#### Aim:
Pull out every line below that holds the word "prudent".

---

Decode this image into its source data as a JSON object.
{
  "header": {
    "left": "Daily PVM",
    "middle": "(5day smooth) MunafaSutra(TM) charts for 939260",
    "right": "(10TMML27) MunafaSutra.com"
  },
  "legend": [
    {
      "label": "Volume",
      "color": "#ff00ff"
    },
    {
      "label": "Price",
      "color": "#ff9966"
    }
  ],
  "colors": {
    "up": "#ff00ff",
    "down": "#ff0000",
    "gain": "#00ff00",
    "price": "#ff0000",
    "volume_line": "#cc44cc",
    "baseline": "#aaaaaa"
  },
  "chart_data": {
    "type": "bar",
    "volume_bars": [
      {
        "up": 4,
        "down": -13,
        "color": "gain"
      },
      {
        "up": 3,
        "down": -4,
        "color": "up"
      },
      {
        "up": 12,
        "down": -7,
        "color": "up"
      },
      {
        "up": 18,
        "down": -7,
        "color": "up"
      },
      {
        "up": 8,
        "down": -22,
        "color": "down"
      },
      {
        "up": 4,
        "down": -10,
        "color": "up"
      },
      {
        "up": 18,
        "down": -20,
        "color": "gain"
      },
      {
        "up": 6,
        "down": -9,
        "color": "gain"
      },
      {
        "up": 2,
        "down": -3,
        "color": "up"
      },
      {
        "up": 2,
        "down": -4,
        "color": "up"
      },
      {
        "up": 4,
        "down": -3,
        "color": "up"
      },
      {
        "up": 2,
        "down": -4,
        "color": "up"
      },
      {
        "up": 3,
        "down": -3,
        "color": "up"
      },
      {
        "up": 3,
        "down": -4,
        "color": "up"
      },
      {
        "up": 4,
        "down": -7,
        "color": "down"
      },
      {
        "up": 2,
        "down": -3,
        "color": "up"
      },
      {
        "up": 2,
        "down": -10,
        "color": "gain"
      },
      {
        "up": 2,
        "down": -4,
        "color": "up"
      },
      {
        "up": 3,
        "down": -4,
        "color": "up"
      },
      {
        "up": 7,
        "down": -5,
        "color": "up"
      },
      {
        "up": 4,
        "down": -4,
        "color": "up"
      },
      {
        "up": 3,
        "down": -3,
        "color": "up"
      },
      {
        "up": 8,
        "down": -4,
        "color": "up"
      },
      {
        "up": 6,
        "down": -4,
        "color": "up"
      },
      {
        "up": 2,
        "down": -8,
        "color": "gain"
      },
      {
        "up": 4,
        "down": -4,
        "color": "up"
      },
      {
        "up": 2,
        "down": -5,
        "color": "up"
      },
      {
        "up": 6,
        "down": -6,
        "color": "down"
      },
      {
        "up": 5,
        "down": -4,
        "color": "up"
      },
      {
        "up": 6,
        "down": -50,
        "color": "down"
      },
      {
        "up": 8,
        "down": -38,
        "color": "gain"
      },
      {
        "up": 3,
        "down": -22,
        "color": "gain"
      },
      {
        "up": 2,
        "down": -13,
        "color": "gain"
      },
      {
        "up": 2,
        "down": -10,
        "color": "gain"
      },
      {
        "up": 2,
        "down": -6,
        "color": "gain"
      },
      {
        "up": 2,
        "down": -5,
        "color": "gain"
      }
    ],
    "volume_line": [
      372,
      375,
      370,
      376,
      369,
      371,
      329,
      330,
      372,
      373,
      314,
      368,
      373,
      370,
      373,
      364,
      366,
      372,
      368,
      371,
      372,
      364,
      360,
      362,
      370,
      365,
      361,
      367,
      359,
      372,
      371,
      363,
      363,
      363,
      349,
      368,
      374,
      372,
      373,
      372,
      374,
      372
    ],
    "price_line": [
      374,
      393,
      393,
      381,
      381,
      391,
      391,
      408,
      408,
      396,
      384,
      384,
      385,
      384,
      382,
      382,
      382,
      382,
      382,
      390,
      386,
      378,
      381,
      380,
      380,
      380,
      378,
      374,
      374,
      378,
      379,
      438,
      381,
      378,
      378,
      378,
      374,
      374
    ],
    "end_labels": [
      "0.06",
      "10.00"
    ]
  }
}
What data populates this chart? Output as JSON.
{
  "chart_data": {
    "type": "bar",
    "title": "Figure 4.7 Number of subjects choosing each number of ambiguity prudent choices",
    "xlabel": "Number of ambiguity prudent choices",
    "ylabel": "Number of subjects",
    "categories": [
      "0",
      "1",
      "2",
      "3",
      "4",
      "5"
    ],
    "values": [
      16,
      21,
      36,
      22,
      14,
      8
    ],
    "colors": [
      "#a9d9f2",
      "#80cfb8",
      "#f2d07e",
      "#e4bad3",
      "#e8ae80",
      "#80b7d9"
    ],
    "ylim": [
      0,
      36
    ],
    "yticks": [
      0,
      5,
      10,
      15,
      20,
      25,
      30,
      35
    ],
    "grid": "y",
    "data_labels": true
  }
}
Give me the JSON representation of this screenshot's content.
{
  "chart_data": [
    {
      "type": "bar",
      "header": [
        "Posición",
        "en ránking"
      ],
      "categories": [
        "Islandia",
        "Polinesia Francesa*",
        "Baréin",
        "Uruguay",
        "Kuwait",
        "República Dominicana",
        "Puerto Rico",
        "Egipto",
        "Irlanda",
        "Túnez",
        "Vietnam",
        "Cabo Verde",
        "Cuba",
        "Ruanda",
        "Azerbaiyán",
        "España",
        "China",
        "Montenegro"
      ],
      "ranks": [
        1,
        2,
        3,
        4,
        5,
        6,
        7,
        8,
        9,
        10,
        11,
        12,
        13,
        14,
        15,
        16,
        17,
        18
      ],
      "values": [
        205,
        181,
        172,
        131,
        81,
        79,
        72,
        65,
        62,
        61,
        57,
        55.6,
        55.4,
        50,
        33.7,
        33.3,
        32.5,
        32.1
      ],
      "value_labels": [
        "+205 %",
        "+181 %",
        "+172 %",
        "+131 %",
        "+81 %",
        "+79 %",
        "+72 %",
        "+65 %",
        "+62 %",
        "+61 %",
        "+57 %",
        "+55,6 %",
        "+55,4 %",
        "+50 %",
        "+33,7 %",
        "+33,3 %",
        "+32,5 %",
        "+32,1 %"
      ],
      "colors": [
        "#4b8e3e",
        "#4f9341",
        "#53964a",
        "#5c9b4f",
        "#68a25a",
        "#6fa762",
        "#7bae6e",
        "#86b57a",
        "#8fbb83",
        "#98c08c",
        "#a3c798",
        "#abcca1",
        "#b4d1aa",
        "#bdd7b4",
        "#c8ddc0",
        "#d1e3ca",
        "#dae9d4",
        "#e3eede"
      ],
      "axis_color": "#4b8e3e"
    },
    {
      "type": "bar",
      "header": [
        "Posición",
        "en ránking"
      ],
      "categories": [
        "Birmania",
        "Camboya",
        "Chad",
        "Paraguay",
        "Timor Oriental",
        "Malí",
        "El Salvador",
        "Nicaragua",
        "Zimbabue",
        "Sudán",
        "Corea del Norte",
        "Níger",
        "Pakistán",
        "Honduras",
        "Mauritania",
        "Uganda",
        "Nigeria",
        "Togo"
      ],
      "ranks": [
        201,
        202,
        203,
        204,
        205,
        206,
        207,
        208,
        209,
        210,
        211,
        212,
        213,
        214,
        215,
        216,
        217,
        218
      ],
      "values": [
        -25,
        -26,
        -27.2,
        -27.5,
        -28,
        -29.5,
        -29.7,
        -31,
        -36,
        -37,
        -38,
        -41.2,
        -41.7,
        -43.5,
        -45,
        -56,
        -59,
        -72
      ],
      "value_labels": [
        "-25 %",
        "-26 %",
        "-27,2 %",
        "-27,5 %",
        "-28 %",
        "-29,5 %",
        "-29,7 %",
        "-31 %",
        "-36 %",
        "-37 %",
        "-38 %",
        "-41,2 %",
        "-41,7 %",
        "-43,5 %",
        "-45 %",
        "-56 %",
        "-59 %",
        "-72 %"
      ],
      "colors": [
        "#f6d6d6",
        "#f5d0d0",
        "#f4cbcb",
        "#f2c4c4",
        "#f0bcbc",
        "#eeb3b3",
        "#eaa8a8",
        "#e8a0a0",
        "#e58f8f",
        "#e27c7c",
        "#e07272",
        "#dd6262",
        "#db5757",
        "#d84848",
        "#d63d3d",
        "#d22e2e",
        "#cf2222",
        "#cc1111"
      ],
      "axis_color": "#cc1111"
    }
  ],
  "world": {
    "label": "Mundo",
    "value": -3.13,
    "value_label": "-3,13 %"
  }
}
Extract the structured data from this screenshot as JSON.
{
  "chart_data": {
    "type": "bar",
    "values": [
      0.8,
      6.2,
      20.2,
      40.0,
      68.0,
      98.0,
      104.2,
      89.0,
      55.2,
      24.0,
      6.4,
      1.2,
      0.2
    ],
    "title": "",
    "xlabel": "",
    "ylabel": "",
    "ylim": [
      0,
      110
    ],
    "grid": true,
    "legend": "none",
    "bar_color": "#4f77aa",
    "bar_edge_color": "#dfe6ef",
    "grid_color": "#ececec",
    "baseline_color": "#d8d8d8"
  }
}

---

#### Expected output:
    "title": "Figure 4.7 Number of subjects choosing each number of ambiguity prudent choices",
    "xlabel": "Number of ambiguity prudent choices",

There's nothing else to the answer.